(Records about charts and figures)

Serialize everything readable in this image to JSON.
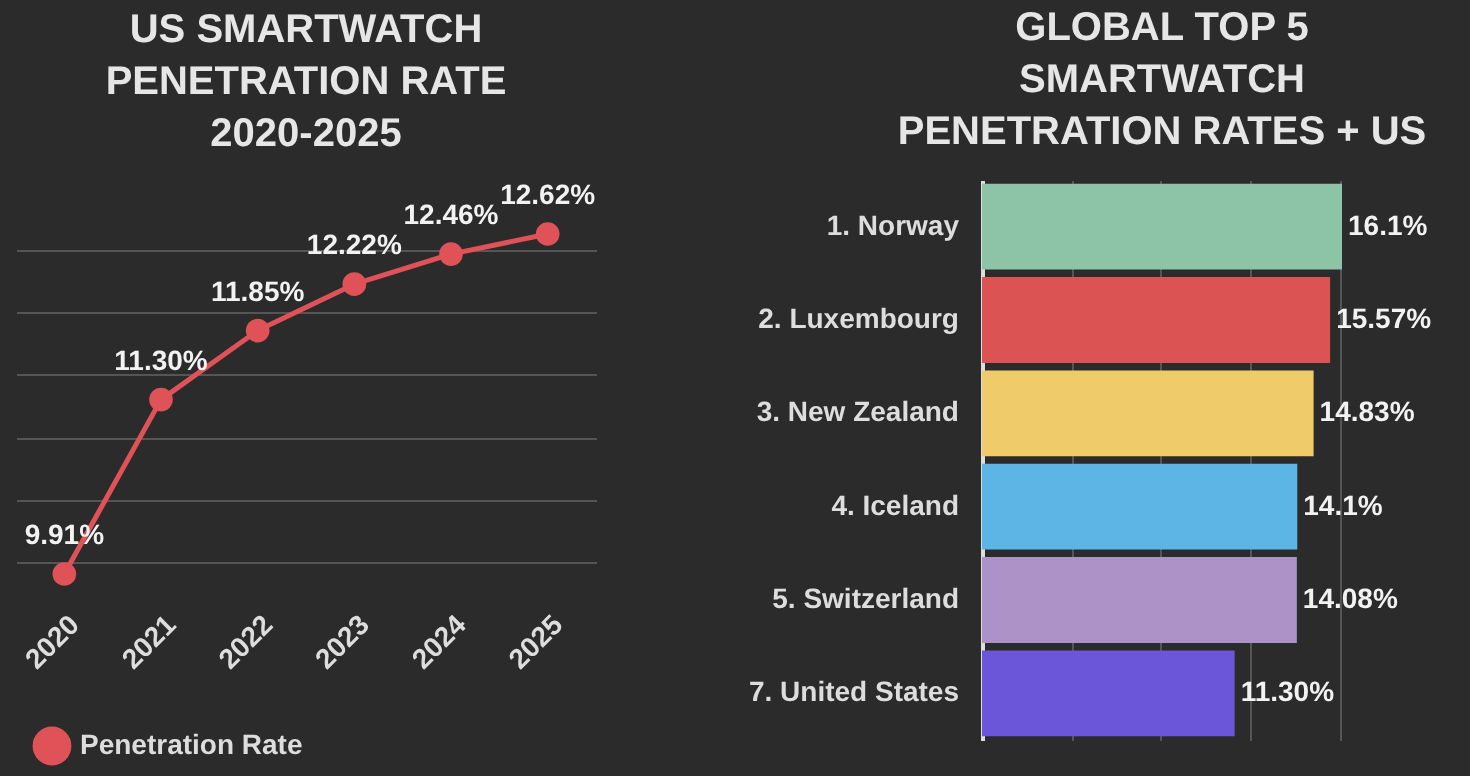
{
  "chart_data": [
    {
      "type": "line",
      "title": "US SMARTWATCH\nPENETRATION RATE\n2020-2025",
      "categories": [
        "2020",
        "2021",
        "2022",
        "2023",
        "2024",
        "2025"
      ],
      "series": [
        {
          "name": "Penetration Rate",
          "color": "#df5257",
          "values": [
            9.91,
            11.3,
            11.85,
            12.22,
            12.46,
            12.62
          ],
          "value_labels": [
            "9.91%",
            "11.30%",
            "11.85%",
            "12.22%",
            "12.46%",
            "12.62%"
          ]
        }
      ],
      "yticks": [
        {
          "value": 10,
          "label": null
        },
        {
          "value": 10.5,
          "label": null
        },
        {
          "value": 11,
          "label": null
        },
        {
          "value": 11.5,
          "label": null
        },
        {
          "value": 12,
          "label": null
        },
        {
          "value": 12.5,
          "label": null
        }
      ],
      "tick_labels": "x",
      "grid": "y",
      "legend": "bottom",
      "marker": "circle",
      "line_style": "solid"
    },
    {
      "type": "bar",
      "orientation": "horizontal",
      "title": "GLOBAL TOP 5\nSMARTWATCH\nPENETRATION RATES + US",
      "categories": [
        "1. Norway",
        "2. Luxembourg",
        "3. New Zealand",
        "4. Iceland",
        "5. Switzerland",
        "7. United States"
      ],
      "values": [
        16.1,
        15.57,
        14.83,
        14.1,
        14.08,
        11.3
      ],
      "value_labels": [
        "16.1%",
        "15.57%",
        "14.83%",
        "14.1%",
        "14.08%",
        "11.30%"
      ],
      "colors": [
        "#8dc3a7",
        "#dc5354",
        "#f0cb69",
        "#5db5e5",
        "#ad92c8",
        "#6b55d9"
      ],
      "xticks": [
        {
          "value": 0,
          "label": null
        },
        {
          "value": 4,
          "label": null
        },
        {
          "value": 8,
          "label": null
        },
        {
          "value": 12,
          "label": null
        },
        {
          "value": 16,
          "label": null
        }
      ],
      "tick_labels": "y",
      "grid": "x"
    }
  ]
}
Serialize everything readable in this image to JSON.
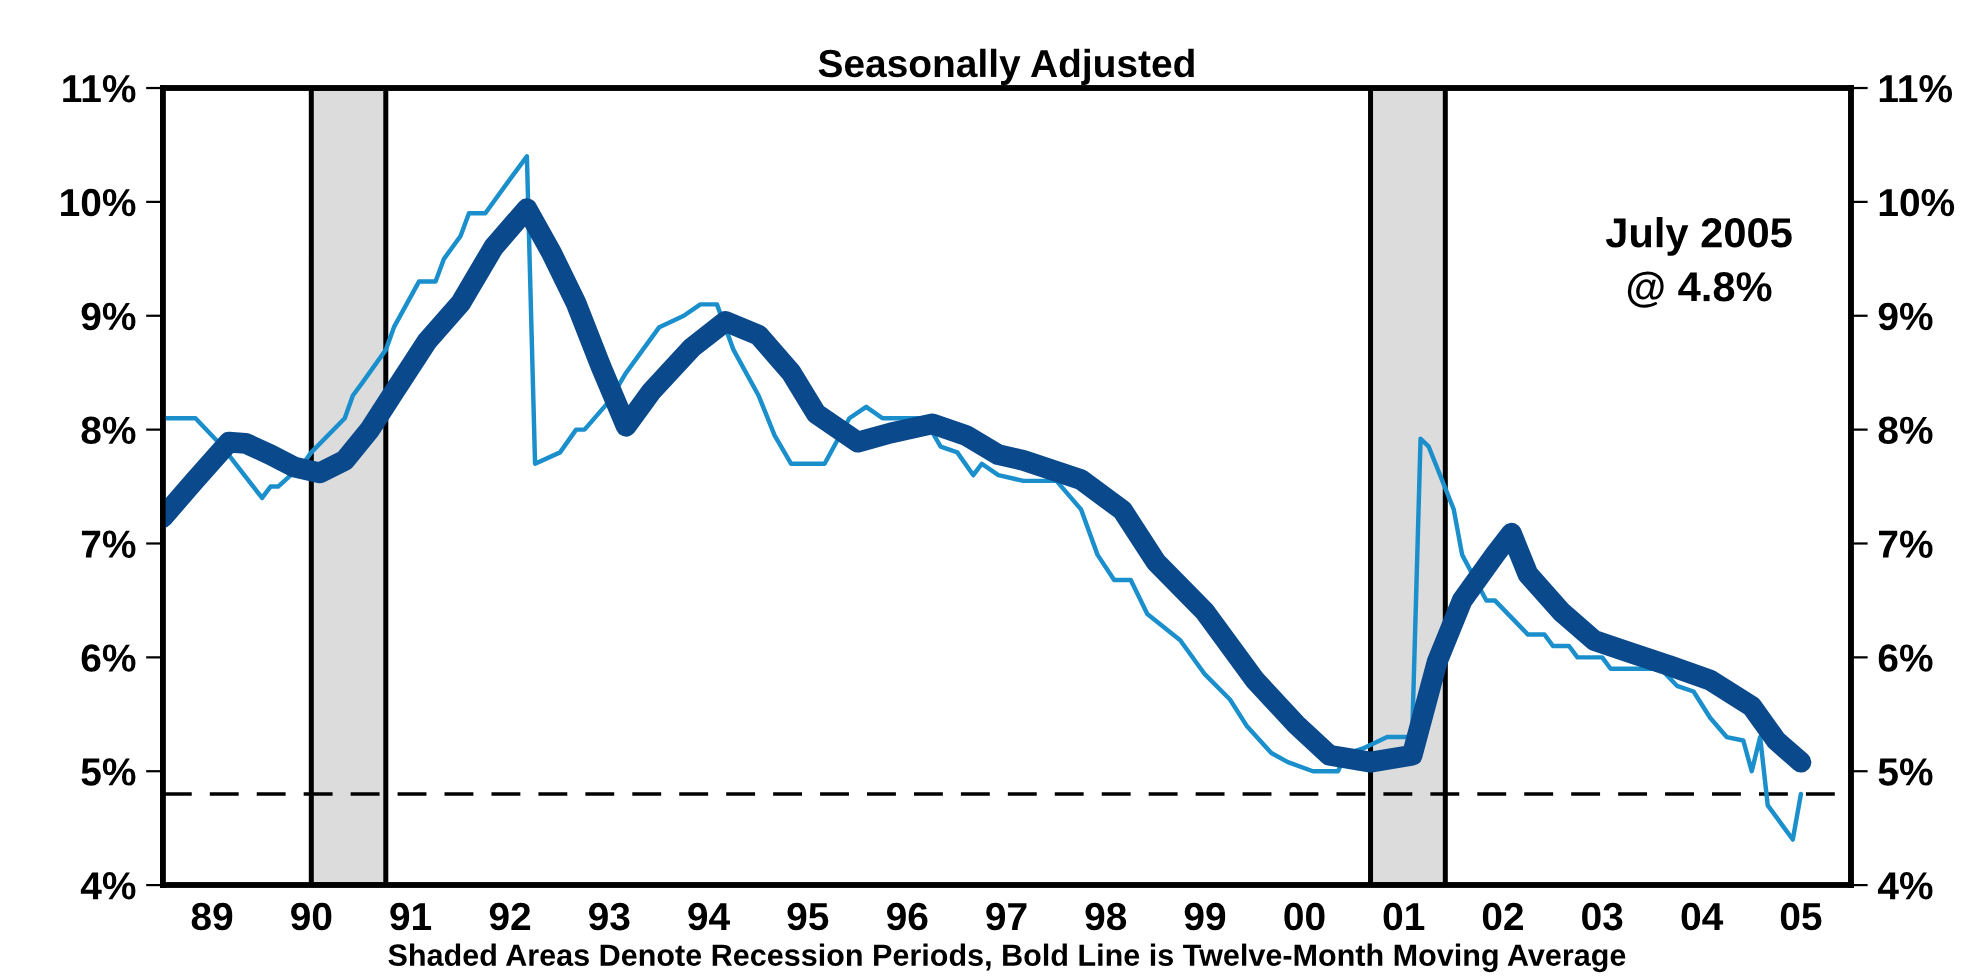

• **Problem to solve**:
List the lines of the records where "nPENETRATION" occurs.

• **The solution**:
      "title": "US SMARTWATCH\nPENETRATION RATE\n2020-2025",
      "title": "GLOBAL TOP 5\nSMARTWATCH\nPENETRATION RATES + US",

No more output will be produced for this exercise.